- WHAT YOU SHOULD DO: Copy each line that contains the string "Juliane".

————————

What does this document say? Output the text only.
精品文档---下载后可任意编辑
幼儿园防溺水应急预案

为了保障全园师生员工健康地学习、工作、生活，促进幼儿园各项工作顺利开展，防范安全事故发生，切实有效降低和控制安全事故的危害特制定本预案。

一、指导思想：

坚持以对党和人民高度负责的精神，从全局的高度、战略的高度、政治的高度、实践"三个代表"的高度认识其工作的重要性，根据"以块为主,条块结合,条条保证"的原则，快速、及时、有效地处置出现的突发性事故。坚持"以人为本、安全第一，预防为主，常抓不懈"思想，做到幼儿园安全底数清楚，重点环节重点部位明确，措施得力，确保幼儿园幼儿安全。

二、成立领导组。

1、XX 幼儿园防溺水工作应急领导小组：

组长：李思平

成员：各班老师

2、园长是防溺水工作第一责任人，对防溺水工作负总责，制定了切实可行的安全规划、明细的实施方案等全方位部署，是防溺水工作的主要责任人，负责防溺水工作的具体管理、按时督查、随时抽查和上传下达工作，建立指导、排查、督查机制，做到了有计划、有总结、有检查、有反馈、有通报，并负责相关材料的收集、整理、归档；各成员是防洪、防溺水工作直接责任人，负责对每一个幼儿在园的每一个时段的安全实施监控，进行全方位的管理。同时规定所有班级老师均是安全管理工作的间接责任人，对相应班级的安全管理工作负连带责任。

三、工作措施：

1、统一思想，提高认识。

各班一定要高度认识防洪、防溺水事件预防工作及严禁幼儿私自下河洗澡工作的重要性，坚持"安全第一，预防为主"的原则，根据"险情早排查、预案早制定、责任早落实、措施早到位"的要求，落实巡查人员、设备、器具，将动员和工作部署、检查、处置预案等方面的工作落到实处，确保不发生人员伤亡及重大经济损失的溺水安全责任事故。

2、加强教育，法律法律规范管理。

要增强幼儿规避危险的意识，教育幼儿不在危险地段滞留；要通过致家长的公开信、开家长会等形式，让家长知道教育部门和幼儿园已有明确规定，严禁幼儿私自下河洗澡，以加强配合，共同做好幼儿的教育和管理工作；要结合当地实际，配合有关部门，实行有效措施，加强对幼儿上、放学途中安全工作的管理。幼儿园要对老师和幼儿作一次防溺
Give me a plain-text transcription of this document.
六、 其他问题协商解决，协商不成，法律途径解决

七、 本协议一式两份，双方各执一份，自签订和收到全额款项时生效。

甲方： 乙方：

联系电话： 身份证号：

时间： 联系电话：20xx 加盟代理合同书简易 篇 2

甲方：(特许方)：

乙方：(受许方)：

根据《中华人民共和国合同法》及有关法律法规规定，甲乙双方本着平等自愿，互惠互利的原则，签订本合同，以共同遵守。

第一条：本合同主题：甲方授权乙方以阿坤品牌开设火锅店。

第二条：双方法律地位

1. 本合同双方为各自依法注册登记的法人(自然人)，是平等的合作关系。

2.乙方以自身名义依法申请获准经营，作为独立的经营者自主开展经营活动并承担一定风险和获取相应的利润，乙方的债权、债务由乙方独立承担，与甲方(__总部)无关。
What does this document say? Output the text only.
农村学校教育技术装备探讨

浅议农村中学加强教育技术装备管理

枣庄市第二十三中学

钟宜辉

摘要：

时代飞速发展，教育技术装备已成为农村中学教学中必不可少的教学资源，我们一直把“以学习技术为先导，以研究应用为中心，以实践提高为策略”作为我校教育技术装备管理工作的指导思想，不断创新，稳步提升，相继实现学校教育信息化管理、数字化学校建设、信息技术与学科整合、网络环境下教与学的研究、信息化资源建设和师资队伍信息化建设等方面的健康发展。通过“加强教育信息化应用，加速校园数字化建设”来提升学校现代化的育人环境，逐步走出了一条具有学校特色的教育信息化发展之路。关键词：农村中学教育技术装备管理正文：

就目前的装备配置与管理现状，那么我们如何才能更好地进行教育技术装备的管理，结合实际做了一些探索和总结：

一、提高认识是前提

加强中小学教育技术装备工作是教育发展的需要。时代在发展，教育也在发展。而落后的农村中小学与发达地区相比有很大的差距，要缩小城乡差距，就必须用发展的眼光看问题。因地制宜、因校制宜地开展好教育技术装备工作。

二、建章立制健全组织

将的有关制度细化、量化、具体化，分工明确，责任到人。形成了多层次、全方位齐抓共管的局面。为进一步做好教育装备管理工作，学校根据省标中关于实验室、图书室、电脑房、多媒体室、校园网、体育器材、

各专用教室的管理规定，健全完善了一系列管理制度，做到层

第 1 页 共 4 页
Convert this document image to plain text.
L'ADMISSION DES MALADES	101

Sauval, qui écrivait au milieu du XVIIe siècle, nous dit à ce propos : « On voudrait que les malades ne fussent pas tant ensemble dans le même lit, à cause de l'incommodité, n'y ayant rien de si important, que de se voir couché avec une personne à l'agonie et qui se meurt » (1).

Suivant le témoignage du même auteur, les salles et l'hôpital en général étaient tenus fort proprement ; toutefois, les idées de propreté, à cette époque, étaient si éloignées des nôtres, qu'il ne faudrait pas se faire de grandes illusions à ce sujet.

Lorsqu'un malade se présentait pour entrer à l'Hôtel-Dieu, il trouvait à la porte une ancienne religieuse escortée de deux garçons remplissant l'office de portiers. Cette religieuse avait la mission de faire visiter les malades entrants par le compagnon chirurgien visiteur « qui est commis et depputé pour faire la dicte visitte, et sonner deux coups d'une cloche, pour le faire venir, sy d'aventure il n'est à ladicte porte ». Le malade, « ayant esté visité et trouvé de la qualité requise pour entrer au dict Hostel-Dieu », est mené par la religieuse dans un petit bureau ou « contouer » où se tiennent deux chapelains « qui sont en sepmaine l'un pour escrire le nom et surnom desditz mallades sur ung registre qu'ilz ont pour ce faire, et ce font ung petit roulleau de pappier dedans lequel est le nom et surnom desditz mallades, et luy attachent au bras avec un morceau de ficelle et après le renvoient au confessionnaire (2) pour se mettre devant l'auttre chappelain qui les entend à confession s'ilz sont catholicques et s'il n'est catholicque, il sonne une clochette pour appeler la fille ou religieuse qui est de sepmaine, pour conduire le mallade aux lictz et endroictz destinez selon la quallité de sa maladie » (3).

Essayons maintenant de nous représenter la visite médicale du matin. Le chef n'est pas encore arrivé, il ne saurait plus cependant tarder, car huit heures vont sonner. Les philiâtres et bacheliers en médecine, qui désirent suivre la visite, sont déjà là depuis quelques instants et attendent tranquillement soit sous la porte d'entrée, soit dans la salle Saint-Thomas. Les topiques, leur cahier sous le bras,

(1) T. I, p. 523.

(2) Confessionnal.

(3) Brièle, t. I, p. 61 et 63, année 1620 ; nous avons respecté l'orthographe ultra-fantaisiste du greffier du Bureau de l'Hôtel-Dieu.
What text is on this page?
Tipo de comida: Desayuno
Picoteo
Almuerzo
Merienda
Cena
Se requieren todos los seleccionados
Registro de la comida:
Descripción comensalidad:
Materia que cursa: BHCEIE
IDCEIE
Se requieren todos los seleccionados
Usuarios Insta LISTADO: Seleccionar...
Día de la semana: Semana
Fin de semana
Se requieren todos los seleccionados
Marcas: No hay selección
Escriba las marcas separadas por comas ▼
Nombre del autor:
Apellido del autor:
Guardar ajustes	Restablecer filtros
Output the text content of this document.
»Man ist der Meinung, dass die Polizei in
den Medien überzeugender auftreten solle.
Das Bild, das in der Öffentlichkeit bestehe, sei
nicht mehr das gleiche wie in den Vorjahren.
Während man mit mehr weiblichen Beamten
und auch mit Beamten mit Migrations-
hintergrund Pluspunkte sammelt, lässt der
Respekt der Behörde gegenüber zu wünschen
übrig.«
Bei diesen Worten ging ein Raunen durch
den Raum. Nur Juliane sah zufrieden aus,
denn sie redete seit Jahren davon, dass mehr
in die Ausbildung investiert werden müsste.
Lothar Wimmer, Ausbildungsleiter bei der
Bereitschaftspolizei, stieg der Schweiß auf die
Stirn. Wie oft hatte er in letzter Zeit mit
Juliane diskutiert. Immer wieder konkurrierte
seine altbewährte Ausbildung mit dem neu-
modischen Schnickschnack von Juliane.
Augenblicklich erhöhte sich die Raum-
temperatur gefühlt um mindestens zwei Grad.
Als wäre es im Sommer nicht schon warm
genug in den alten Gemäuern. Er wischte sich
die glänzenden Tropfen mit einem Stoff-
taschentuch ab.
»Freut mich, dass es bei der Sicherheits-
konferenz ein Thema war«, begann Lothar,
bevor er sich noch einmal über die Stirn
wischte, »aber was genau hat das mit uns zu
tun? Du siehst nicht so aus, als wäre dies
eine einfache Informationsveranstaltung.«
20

————————

- PROBLEM SOLUTION:
den Raum. Nur Juliane sah zufrieden aus,
Juliane diskutiert. Immer wieder konkurrierte
modischen Schnickschnack von Juliane.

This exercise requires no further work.